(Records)
** begin **
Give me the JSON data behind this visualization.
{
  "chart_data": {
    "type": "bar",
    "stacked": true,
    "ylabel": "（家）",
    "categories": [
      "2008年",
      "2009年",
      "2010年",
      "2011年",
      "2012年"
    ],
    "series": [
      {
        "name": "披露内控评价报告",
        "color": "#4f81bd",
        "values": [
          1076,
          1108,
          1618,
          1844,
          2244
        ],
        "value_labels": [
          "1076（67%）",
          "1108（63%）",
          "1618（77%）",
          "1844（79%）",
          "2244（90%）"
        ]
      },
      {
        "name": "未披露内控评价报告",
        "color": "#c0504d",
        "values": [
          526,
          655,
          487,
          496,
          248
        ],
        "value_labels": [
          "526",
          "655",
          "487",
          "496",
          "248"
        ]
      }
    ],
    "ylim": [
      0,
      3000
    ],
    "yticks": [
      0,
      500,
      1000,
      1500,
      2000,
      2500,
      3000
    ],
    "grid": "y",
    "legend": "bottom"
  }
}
** end **
### Stated task
Transcribe the full listing above without leaving anything out.

### The solution
Give me the JSON data behind this visualization.
{
  "chart_data": {
    "type": "bar",
    "stacked": true,
    "ylabel": "（家）",
    "categories": [
      "2008年",
      "2009年",
      "2010年",
      "2011年",
      "2012年"
    ],
    "series": [
      {
        "name": "披露内控评价报告",
        "color": "#4f81bd",
        "values": [
          1076,
          1108,
          1618,
          1844,
          2244
        ],
        "value_labels": [
          "1076（67%）",
          "1108（63%）",
          "1618（77%）",
          "1844（79%）",
          "2244（90%）"
        ]
      },
      {
        "name": "未披露内控评价报告",
        "color": "#c0504d",
        "values": [
          526,
          655,
          487,
          496,
          248
        ],
        "value_labels": [
          "526",
          "655",
          "487",
          "496",
          "248"
        ]
      }
    ],
    "ylim": [
      0,
      3000
    ],
    "yticks": [
      0,
      500,
      1000,
      1500,
      2000,
      2500,
      3000
    ],
    "grid": "y",
    "legend": "bottom"
  }
}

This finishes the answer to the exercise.